:: AIM ::
Transcribe the entries exactly; images are not part of the copy.

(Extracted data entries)
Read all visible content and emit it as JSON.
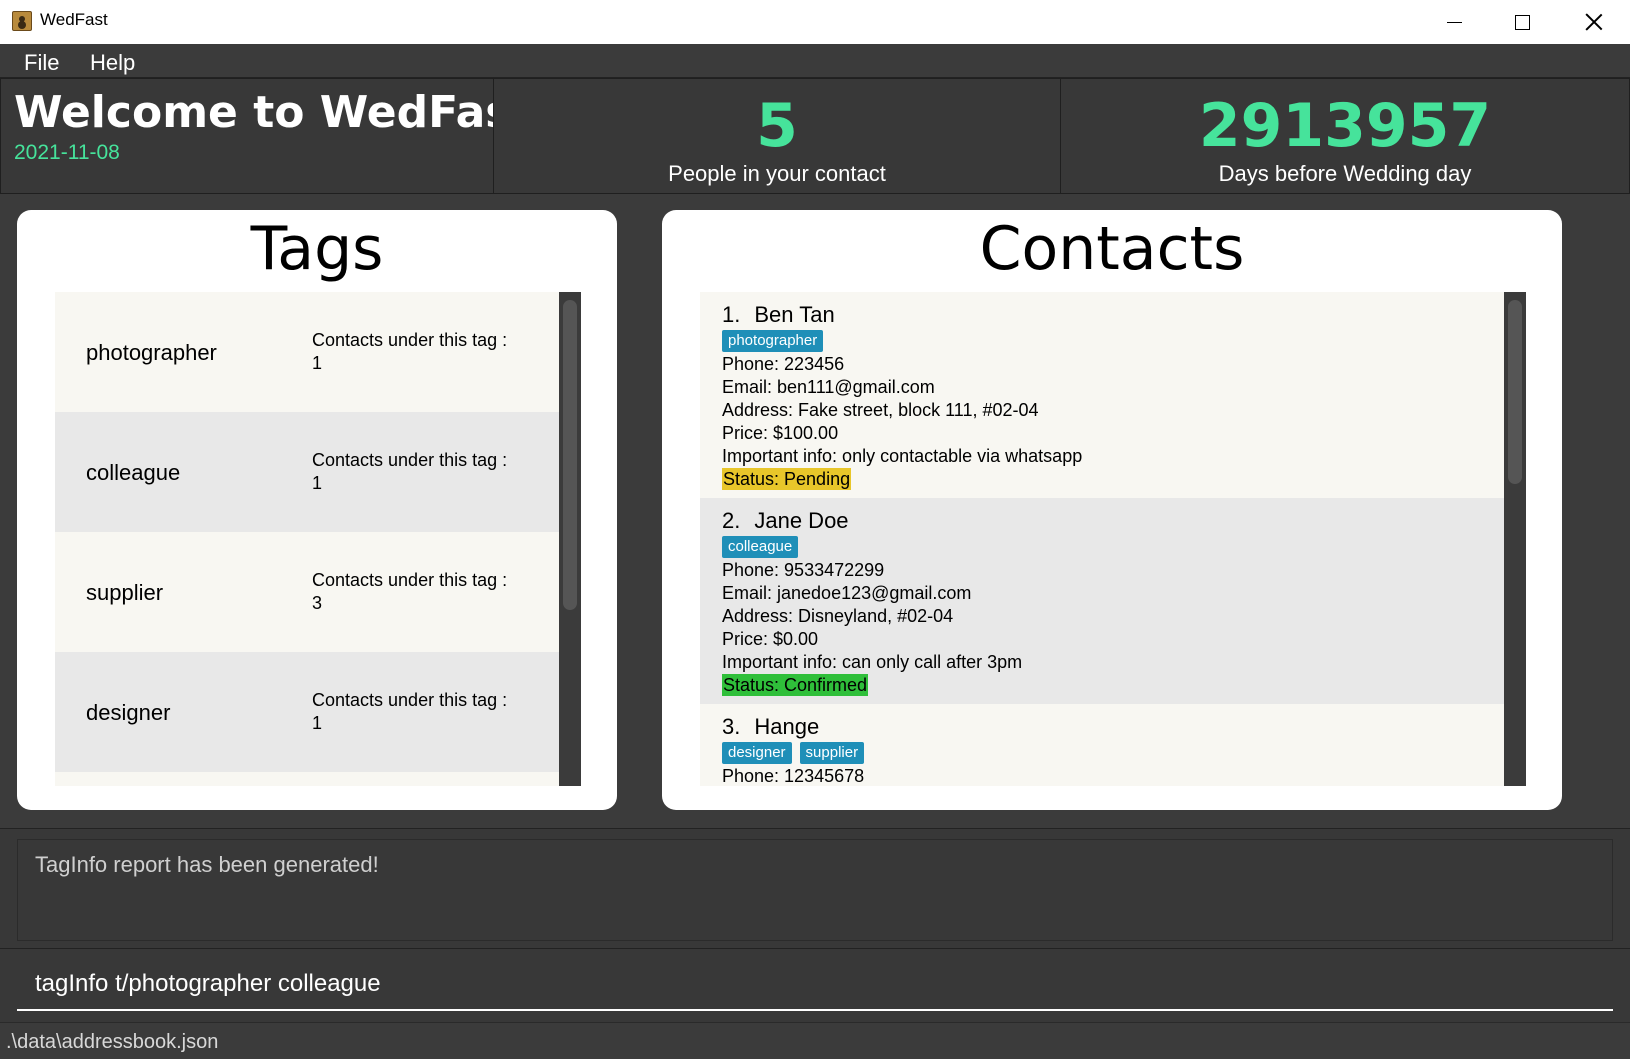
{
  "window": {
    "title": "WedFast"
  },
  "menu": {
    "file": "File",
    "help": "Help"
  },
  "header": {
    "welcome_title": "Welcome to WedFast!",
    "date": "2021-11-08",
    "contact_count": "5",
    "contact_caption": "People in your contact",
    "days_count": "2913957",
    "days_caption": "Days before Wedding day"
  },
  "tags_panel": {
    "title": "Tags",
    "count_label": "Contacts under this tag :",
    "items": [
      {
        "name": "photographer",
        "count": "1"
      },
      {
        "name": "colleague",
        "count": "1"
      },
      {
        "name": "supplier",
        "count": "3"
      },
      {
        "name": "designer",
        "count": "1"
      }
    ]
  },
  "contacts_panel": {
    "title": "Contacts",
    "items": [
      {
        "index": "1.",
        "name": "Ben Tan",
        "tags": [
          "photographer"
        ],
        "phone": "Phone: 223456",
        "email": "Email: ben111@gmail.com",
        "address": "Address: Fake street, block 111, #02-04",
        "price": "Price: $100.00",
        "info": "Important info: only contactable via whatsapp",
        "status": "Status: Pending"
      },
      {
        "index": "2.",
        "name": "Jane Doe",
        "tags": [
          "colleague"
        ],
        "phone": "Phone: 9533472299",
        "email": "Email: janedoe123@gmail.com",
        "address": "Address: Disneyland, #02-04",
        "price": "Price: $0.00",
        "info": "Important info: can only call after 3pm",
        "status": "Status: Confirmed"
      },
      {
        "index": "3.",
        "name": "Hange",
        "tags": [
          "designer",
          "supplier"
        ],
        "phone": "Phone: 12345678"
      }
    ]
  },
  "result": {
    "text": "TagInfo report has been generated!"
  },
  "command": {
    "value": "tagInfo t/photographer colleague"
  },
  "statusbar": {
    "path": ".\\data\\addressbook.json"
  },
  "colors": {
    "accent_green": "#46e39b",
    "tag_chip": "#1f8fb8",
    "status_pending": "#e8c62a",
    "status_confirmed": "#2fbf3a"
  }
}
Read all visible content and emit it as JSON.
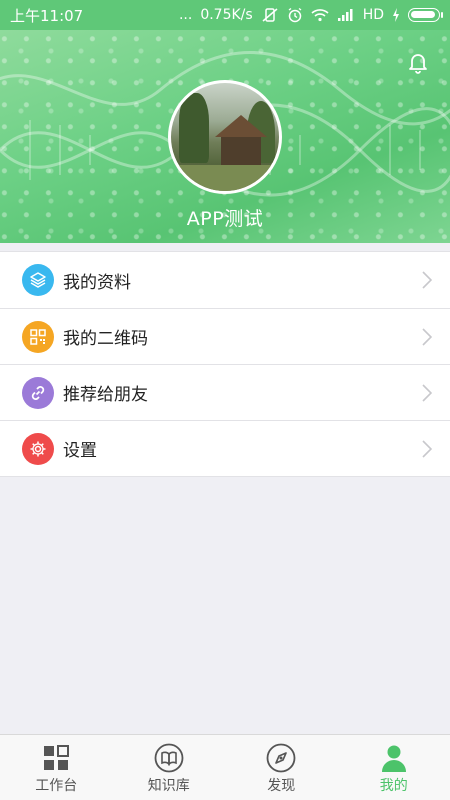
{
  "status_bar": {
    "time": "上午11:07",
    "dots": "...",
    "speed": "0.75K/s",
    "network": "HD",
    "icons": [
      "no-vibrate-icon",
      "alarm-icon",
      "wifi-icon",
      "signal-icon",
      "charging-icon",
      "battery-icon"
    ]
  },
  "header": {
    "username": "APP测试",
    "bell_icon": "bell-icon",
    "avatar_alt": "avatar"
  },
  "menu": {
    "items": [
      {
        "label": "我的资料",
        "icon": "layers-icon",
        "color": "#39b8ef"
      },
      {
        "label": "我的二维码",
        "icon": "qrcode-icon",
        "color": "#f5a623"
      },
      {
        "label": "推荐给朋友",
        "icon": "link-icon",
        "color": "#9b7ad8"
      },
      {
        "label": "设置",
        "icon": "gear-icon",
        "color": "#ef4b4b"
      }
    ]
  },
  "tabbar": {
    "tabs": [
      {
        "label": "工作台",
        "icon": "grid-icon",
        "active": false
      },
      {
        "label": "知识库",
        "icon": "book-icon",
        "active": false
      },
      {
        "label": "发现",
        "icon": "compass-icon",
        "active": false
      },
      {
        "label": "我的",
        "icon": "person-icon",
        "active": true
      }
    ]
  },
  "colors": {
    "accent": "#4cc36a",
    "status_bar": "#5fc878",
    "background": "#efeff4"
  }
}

:: RESULT ::
Read all visible content and emit it as JSON.
{
  "window": {
    "title": "WedFast"
  },
  "menu": {
    "file": "File",
    "help": "Help"
  },
  "header": {
    "welcome_title": "Welcome to WedFast!",
    "date": "2021-11-08",
    "contact_count": "5",
    "contact_caption": "People in your contact",
    "days_count": "2913957",
    "days_caption": "Days before Wedding day"
  },
  "tags_panel": {
    "title": "Tags",
    "count_label": "Contacts under this tag :",
    "items": [
      {
        "name": "photographer",
        "count": "1"
      },
      {
        "name": "colleague",
        "count": "1"
      },
      {
        "name": "supplier",
        "count": "3"
      },
      {
        "name": "designer",
        "count": "1"
      }
    ]
  },
  "contacts_panel": {
    "title": "Contacts",
    "items": [
      {
        "index": "1.",
        "name": "Ben Tan",
        "tags": [
          "photographer"
        ],
        "phone": "Phone: 223456",
        "email": "Email: ben111@gmail.com",
        "address": "Address: Fake street, block 111, #02-04",
        "price": "Price: $100.00",
        "info": "Important info: only contactable via whatsapp",
        "status": "Status: Pending"
      },
      {
        "index": "2.",
        "name": "Jane Doe",
        "tags": [
          "colleague"
        ],
        "phone": "Phone: 9533472299",
        "email": "Email: janedoe123@gmail.com",
        "address": "Address: Disneyland, #02-04",
        "price": "Price: $0.00",
        "info": "Important info: can only call after 3pm",
        "status": "Status: Confirmed"
      },
      {
        "index": "3.",
        "name": "Hange",
        "tags": [
          "designer",
          "supplier"
        ],
        "phone": "Phone: 12345678"
      }
    ]
  },
  "result": {
    "text": "TagInfo report has been generated!"
  },
  "command": {
    "value": "tagInfo t/photographer colleague"
  },
  "statusbar": {
    "path": ".\\data\\addressbook.json"
  },
  "colors": {
    "accent_green": "#46e39b",
    "tag_chip": "#1f8fb8",
    "status_pending": "#e8c62a",
    "status_confirmed": "#2fbf3a"
  }
}
Read all visible content and emit it as JSON.
{
  "status_bar": {
    "time": "上午11:07",
    "dots": "...",
    "speed": "0.75K/s",
    "network": "HD",
    "icons": [
      "no-vibrate-icon",
      "alarm-icon",
      "wifi-icon",
      "signal-icon",
      "charging-icon",
      "battery-icon"
    ]
  },
  "header": {
    "username": "APP测试",
    "bell_icon": "bell-icon",
    "avatar_alt": "avatar"
  },
  "menu": {
    "items": [
      {
        "label": "我的资料",
        "icon": "layers-icon",
        "color": "#39b8ef"
      },
      {
        "label": "我的二维码",
        "icon": "qrcode-icon",
        "color": "#f5a623"
      },
      {
        "label": "推荐给朋友",
        "icon": "link-icon",
        "color": "#9b7ad8"
      },
      {
        "label": "设置",
        "icon": "gear-icon",
        "color": "#ef4b4b"
      }
    ]
  },
  "tabbar": {
    "tabs": [
      {
        "label": "工作台",
        "icon": "grid-icon",
        "active": false
      },
      {
        "label": "知识库",
        "icon": "book-icon",
        "active": false
      },
      {
        "label": "发现",
        "icon": "compass-icon",
        "active": false
      },
      {
        "label": "我的",
        "icon": "person-icon",
        "active": true
      }
    ]
  },
  "colors": {
    "accent": "#4cc36a",
    "status_bar": "#5fc878",
    "background": "#efeff4"
  }
}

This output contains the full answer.